-- TESTO SELEZIONATO --
■ ■ ■

Tappa prima: CARMEL MARKET
E abbiamo pure dovuto correre, perché è venerdì e da venerdì pomeriggio fino a sabato sera, in terra ebraica, c’è solo morte e desolazione.
(Cercherò di non far trasparire tutto il mio dissenso nei confronti dello #shabbat e di altre varie tradizioni particolari. Facciamo che sono tradizioni e come tali vanno accettate).
Fortunatamente ce la facciamo, ci perdiamo tra le tante viuzze piene di bancarelle che vendono qualsiasi cosa: succo di melograno, pane arabo con pollo piccante, spiedini, dolci mielosi...e tanto tanto altro.
La cosa che più mi ha stranito ed emozionato di questo mercato è che era molto simile per prodotti e struttura a uno dei vari mercati del nord Africa.
Ma, invece di essere sporco e pieno di uomini urlanti che cercano di portarti nel loro stand, fitto di donne con velo e burqa… lì era tutto ordinato giovane e bello! I consumatori sembrano tutti perfettamente occidentali ad un primo sguardo. Ogni pochi metri, tra una bancarella e l’altra si trovano dei simpatici bar, in totale stile hipster/radicalchic dove i clienti sembrano essere solo ragazzi dai 20 ai 35, possibilmente belli come il sole e ben vestiti ( e benestanti! Perché i prezzi non erano di certo quelli di un mercato marocchino). Insomma un mix davvero affascinante, che mi piacerebbe rivivere.
Vicino al Carmel si trovano tantissime stradine con negozi #vintage e locali per ogni gusto, ma soprattutto di gusto! Luoghi perfetti per la nullafacenza della domenica! ( ma non di sabato!!!)
Finite le nostre sperimentazioni culinarie ( non saprei nemmeno dire cosa ho mangiato, ho indicato cose a caso nelle bancarelle che più mi ispiravano), abbiamo optato per una bella passeggiata#lungomare.

■ ■ ■

-- SET DI RIGHE --
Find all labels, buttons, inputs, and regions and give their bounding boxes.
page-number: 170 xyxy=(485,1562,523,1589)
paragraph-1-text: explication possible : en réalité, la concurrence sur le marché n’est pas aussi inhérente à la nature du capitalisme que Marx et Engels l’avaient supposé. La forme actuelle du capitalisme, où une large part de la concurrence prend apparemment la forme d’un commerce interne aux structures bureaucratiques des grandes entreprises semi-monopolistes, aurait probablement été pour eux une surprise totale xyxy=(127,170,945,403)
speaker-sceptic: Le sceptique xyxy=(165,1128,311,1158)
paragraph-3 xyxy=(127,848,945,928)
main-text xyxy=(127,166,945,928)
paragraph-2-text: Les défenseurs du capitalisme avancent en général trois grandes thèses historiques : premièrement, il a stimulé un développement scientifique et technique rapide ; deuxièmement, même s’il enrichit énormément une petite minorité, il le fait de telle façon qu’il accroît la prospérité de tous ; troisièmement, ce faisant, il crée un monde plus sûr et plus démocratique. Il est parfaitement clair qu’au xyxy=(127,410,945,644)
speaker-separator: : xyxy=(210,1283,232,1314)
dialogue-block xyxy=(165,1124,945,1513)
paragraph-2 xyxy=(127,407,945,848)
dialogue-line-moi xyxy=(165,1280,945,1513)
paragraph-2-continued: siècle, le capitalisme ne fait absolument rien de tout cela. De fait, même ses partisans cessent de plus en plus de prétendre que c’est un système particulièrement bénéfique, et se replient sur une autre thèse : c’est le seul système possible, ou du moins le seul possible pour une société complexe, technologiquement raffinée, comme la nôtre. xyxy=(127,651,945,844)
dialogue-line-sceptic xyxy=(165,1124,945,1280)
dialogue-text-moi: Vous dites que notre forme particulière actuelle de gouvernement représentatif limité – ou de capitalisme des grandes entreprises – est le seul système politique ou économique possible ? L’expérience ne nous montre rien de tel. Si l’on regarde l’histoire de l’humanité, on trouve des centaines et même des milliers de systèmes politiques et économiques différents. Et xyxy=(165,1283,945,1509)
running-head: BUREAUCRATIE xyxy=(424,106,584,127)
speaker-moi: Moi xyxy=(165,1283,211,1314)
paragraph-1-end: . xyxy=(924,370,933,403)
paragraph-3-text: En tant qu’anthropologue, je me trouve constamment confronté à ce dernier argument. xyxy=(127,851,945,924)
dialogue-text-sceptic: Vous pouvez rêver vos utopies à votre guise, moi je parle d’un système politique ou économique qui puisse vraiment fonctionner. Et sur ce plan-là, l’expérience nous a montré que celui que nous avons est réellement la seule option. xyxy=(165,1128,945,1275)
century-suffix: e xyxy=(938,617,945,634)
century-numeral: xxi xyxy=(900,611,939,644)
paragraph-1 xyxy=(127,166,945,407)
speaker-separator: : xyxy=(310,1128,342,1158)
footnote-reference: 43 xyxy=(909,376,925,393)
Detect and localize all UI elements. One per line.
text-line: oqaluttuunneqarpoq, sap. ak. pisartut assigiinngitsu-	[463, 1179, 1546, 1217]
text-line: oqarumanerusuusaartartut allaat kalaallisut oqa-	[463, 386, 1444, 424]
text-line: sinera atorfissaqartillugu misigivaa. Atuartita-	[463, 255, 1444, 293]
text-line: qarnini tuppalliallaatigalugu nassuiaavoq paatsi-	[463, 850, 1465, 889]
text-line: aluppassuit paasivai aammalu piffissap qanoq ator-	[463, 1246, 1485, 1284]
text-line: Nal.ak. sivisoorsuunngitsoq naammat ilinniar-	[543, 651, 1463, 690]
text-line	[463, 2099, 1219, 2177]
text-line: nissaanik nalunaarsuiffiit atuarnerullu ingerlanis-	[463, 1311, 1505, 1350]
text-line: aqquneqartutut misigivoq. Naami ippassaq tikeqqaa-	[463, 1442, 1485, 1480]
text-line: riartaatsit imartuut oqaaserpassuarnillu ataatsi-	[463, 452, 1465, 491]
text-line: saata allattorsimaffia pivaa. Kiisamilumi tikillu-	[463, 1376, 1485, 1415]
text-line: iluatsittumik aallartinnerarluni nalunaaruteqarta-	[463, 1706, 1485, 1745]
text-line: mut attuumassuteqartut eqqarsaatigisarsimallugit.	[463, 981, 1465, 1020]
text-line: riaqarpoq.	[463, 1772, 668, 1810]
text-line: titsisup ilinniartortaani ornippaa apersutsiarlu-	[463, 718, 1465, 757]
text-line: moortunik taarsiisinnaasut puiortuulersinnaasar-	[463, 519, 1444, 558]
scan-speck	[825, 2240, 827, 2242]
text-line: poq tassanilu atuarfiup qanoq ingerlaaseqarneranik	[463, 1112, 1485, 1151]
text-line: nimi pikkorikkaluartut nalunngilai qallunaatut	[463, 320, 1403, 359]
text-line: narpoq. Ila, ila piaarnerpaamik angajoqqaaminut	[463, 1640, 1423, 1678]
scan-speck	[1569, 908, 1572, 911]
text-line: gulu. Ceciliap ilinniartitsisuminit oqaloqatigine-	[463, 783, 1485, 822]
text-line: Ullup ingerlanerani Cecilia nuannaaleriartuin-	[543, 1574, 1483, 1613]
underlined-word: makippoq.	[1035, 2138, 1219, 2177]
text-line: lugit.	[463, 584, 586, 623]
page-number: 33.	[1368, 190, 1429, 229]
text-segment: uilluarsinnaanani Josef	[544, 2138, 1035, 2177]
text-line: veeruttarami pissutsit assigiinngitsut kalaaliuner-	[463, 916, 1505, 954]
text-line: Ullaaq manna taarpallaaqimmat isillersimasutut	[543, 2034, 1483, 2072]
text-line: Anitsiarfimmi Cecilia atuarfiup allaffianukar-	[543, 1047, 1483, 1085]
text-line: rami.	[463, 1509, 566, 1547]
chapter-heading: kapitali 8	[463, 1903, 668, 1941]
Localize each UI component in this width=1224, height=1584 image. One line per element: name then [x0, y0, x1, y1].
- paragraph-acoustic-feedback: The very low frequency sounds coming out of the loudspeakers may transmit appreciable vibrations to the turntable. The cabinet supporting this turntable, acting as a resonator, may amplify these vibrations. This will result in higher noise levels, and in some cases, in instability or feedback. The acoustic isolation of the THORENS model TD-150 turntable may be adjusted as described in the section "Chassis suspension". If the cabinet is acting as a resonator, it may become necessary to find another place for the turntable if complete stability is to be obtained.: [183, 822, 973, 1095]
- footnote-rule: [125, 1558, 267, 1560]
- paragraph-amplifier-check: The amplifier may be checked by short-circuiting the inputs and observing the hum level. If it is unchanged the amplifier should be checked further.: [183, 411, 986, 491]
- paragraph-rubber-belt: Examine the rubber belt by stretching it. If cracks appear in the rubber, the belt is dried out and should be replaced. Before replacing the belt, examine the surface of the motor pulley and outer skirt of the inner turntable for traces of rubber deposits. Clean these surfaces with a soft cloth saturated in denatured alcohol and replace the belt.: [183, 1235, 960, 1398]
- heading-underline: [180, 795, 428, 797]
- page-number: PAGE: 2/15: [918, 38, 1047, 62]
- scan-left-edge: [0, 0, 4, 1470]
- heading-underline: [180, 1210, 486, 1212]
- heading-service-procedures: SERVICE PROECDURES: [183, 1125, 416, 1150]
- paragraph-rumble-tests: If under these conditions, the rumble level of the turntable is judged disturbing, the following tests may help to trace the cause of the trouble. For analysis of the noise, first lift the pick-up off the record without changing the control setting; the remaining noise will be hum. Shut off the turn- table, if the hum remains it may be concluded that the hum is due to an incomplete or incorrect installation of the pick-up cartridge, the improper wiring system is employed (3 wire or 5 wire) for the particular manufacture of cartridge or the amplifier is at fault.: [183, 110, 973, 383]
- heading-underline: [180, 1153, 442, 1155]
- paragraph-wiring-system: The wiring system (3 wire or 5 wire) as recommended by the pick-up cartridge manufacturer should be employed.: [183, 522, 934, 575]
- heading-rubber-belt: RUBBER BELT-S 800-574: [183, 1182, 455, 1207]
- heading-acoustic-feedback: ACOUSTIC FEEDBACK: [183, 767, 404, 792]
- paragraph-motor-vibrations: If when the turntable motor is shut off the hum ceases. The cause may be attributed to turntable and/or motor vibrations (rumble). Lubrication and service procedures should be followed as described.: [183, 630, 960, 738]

■ ■ ■

-- DESCRIZIONE ESERCIZIO --
Modifica il testo selezionato riscrivendolo a partire dalle parole "Tappa prima: CARMEL" e fermandoti dopo "del nord Africa.", con "mirtillo" al posto di "melograno". Le righe non hanno alcun legame con il testo selezionato.

-- RISULTATO ATTIVITÀ --
Tappa prima: CARMEL MARKET
E abbiamo pure dovuto correre, perché è venerdì e da venerdì pomeriggio fino a sabato sera, in terra ebraica, c’è solo morte e desolazione.
(Cercherò di non far trasparire tutto il mio dissenso nei confronti dello #shabbat e di altre varie tradizioni particolari. Facciamo che sono tradizioni e come tali vanno accettate).
Fortunatamente ce la facciamo, ci perdiamo tra le tante viuzze piene di bancarelle che vendono qualsiasi cosa: succo di mirtillo, pane arabo con pollo piccante, spiedini, dolci mielosi...e tanto tanto altro.
La cosa che più mi ha stranito ed emozionato di questo mercato è che era molto simile per prodotti e struttura a uno dei vari mercati del nord Africa.